#### Goal
Transcribe each line exactly.

#### Data shown
■ ■ ■ ■ ■ ■ ■

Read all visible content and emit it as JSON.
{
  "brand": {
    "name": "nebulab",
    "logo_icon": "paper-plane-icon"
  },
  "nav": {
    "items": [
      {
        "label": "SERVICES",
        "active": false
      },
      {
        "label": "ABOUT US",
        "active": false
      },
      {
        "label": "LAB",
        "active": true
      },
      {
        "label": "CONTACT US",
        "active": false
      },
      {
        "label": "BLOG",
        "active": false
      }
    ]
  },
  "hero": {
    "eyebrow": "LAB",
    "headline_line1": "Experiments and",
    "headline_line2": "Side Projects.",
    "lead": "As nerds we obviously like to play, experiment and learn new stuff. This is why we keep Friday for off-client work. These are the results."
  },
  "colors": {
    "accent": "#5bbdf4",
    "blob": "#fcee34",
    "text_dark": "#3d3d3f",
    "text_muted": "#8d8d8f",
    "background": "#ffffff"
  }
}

■ ■ ■ ■ ■ ■ ■

#### The completed task
Read all visible content and emit it as JSON.
{
  "brand": {
    "name": "nebulab",
    "logo_icon": "paper-plane-icon"
  },
  "nav": {
    "items": [
      {
        "label": "SERVICES",
        "active": false
      },
      {
        "label": "ABOUT US",
        "active": false
      },
      {
        "label": "LAB",
        "active": true
      },
      {
        "label": "CONTACT US",
        "active": false
      },
      {
        "label": "BLOG",
        "active": false
      }
    ]
  },
  "hero": {
    "eyebrow": "LAB",
    "headline_line1": "Experiments and",
    "headline_line2": "Side Projects.",
    "lead": "As nerds we obviously like to play, experiment and learn new stuff. This is why we keep Friday for off-client work. These are the results."
  },
  "colors": {
    "accent": "#5bbdf4",
    "blob": "#fcee34",
    "text_dark": "#3d3d3f",
    "text_muted": "#8d8d8f",
    "background": "#ffffff"
  }
}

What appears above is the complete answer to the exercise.